--- START Dataset records ---
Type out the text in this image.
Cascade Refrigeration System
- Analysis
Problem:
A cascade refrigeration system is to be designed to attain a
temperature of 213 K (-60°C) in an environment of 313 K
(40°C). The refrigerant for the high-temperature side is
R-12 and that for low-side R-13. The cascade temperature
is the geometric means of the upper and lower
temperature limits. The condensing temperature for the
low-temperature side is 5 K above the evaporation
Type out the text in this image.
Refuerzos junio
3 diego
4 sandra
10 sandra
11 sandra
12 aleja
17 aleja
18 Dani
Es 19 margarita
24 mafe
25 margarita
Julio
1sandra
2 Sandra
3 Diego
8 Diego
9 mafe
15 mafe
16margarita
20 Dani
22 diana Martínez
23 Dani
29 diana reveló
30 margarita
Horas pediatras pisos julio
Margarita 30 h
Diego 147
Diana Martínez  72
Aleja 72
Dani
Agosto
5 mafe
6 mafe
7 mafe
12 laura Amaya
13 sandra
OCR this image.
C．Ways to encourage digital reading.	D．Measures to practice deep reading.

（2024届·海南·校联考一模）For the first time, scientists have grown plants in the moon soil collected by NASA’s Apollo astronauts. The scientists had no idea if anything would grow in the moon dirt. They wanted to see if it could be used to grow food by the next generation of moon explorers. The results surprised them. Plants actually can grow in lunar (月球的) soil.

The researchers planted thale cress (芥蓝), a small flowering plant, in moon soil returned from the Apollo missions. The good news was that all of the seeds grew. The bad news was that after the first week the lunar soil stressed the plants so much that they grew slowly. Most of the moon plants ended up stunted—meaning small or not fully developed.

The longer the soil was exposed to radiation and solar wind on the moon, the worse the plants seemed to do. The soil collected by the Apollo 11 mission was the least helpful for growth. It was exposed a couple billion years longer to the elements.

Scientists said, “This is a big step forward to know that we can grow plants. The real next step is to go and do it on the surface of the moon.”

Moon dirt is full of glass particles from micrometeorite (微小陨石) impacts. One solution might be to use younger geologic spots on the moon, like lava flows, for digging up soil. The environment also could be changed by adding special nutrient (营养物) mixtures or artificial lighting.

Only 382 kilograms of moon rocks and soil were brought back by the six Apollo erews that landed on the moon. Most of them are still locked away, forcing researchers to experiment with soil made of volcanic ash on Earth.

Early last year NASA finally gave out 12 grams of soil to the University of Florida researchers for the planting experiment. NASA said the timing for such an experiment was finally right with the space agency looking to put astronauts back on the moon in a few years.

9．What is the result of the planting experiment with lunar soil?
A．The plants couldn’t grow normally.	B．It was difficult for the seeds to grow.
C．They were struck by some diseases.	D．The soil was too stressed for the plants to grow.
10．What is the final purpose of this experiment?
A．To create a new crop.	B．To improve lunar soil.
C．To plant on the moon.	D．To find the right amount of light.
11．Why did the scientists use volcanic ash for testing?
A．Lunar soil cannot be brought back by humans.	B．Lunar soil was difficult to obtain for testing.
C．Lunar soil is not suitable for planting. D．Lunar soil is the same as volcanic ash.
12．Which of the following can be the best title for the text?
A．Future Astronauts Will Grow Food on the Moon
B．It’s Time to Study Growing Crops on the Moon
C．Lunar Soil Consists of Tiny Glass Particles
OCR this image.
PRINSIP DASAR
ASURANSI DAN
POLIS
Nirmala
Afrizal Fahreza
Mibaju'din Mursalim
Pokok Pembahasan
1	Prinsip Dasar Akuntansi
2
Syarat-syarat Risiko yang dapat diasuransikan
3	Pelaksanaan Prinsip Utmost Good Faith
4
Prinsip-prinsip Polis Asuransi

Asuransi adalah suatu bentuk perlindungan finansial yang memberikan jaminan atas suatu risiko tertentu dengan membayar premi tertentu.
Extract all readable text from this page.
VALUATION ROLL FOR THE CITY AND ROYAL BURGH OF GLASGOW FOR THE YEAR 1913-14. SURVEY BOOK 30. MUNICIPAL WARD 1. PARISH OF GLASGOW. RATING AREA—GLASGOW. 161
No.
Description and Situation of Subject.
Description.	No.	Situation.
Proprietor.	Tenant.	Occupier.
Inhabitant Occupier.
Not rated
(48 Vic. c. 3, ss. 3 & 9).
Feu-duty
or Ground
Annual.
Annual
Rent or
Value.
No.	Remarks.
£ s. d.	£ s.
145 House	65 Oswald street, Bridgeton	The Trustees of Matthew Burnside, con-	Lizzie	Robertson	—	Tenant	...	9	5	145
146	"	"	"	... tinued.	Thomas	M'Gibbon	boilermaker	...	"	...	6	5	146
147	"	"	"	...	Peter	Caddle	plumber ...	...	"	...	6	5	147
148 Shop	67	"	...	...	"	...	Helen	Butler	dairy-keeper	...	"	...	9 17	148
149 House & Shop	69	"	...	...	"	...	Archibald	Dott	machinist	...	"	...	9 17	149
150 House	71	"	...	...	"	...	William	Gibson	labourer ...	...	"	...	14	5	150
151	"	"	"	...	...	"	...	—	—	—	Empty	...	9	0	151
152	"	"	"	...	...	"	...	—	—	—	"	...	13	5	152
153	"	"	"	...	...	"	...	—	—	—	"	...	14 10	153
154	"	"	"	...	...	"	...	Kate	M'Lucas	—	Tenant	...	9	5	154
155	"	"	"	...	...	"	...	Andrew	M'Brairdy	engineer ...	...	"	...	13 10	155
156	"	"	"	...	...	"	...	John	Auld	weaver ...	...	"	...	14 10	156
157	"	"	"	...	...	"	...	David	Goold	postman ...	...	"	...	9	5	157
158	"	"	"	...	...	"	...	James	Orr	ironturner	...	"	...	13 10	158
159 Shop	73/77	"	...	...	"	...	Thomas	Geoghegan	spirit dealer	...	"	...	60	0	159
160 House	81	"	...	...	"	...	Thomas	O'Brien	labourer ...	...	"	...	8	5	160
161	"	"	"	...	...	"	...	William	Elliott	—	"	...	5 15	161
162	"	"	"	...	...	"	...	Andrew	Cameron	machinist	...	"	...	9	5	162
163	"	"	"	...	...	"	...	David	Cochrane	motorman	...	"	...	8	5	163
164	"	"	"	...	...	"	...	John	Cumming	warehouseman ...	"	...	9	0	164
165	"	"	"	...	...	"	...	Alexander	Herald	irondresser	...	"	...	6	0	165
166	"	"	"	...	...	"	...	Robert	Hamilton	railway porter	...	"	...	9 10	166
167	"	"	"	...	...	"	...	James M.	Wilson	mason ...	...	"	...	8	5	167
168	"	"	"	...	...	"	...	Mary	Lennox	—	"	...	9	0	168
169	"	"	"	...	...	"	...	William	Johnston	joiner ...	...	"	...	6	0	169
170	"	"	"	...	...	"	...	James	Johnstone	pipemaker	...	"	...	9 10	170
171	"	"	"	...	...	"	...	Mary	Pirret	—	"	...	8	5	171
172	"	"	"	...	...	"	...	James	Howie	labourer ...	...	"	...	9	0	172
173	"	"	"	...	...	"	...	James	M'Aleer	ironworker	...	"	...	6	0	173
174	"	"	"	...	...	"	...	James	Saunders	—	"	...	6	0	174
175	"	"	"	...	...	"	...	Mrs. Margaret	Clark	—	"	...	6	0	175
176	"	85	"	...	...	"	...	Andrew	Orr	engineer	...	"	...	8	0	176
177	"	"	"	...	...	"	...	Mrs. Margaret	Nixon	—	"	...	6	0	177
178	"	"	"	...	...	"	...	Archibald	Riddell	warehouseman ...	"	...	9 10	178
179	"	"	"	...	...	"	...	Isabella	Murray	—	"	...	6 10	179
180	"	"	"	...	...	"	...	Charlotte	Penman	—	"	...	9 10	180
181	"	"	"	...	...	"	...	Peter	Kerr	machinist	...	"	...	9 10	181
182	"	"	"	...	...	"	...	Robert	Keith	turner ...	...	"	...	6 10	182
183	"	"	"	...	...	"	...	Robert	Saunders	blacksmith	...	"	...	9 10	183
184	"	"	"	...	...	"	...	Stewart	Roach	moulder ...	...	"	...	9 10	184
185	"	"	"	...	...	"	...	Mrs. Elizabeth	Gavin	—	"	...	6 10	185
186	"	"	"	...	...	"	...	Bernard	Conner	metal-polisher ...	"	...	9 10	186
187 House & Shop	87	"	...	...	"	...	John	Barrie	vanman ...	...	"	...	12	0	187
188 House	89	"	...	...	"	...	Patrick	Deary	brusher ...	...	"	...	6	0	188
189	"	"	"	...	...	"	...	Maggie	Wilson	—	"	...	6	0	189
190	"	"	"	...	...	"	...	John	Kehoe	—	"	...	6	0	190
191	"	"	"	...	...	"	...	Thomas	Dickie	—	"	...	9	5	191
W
--- END Dataset records ---
**Required task:**
Using the entries above, return each line that includes the word "Occupier".

**Worked solution:**
Proprietor.	Tenant.	Occupier.
Inhabitant Occupier.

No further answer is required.